Data section —

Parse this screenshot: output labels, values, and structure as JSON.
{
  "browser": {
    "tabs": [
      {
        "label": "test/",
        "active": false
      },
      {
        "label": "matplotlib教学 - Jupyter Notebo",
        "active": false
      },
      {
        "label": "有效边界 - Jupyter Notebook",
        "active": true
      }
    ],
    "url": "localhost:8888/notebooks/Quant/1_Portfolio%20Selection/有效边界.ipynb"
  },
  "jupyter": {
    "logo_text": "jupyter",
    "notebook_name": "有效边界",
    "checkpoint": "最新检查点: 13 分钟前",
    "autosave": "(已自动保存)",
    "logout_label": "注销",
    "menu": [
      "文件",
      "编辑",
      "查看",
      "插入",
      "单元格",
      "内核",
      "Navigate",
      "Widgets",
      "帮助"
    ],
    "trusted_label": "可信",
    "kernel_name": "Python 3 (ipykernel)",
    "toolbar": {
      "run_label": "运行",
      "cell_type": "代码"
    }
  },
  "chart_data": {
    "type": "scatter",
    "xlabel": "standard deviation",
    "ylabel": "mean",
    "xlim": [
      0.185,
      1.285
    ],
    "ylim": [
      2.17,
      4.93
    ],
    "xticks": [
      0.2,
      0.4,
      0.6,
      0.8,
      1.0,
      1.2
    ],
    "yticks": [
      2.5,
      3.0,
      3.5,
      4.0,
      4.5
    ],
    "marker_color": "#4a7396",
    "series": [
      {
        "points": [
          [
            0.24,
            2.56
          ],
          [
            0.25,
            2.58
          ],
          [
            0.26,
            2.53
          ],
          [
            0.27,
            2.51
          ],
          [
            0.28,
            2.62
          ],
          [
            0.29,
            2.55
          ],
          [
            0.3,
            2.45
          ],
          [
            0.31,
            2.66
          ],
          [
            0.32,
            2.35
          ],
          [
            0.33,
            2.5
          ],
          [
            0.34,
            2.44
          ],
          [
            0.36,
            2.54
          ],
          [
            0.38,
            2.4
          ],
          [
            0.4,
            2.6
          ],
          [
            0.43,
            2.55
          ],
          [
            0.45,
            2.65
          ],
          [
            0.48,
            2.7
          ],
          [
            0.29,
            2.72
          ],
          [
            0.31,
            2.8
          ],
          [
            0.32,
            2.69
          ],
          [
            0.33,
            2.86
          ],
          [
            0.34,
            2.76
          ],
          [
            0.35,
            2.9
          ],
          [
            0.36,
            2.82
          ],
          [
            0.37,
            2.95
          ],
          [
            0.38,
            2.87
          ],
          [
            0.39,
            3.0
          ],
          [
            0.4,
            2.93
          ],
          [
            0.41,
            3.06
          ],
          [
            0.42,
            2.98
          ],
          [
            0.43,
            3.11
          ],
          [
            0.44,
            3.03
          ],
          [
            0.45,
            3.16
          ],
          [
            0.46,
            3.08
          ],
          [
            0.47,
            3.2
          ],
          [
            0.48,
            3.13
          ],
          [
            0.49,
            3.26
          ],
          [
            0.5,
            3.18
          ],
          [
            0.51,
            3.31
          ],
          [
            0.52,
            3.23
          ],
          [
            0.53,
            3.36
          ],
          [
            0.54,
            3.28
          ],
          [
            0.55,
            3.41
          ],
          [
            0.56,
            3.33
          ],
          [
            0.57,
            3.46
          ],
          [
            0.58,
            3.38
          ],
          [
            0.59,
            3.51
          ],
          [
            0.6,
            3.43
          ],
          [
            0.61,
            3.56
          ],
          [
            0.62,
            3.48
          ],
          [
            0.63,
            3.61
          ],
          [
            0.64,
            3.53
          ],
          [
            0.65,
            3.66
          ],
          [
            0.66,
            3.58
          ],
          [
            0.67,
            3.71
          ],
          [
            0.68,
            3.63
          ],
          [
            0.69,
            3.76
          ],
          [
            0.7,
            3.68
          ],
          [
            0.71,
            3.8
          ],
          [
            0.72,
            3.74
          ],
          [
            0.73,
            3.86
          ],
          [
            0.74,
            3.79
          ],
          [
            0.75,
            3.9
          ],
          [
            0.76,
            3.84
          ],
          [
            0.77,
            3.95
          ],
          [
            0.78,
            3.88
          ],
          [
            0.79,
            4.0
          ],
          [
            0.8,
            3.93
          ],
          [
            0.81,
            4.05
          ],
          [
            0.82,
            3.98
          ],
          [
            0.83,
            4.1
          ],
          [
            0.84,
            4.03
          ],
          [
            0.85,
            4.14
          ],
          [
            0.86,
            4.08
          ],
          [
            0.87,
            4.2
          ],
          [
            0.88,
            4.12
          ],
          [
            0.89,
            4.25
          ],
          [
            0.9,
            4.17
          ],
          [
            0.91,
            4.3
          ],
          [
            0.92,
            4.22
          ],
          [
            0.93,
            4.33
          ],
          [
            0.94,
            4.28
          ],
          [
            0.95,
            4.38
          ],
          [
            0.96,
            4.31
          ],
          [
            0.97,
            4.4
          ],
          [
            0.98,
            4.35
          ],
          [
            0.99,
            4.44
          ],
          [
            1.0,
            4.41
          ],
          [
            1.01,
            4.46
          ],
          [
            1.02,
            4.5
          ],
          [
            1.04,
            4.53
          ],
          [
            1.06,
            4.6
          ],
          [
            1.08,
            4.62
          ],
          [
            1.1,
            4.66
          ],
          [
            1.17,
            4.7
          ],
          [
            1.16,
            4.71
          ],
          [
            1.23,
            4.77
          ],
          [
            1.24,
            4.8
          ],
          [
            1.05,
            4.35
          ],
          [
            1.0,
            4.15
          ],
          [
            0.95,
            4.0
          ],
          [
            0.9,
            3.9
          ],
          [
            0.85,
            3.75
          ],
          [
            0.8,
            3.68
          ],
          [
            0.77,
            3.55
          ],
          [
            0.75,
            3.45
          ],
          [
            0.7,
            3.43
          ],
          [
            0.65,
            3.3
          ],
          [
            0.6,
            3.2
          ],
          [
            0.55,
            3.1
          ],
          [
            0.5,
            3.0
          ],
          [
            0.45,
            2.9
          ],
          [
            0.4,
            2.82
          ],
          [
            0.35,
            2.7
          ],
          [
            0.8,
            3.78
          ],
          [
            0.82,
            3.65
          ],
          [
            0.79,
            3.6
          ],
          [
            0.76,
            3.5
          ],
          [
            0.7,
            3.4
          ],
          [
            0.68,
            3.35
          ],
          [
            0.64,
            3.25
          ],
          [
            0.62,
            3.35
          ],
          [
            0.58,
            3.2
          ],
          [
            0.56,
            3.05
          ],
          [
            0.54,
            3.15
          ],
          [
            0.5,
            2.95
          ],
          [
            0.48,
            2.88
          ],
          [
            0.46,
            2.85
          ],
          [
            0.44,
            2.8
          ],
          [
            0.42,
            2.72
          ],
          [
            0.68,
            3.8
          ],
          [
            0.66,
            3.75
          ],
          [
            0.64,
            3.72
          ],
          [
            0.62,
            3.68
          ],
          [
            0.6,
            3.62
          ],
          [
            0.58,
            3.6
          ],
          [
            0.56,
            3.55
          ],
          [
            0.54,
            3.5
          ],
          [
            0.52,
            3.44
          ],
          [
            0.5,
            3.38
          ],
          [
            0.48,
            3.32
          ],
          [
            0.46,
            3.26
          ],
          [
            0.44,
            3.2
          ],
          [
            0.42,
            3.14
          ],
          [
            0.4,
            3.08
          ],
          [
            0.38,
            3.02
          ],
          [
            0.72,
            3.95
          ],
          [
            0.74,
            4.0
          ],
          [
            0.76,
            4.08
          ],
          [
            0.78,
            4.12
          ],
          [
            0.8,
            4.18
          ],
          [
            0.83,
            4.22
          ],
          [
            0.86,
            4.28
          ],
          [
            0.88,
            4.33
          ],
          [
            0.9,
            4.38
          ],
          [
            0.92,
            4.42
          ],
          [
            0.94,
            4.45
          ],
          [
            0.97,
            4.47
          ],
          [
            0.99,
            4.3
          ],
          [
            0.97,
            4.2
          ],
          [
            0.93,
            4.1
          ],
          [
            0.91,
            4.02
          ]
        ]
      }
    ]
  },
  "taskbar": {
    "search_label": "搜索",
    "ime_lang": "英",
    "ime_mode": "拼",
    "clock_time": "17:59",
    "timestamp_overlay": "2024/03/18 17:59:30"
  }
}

Goal —
Among the entries above, identify all lines with "有效边界" and copy them.

Solution —
        "label": "有效边界 - Jupyter Notebook",
    "url": "localhost:8888/notebooks/Quant/1_Portfolio%20Selection/有效边界.ipynb"
    "notebook_name": "有效边界",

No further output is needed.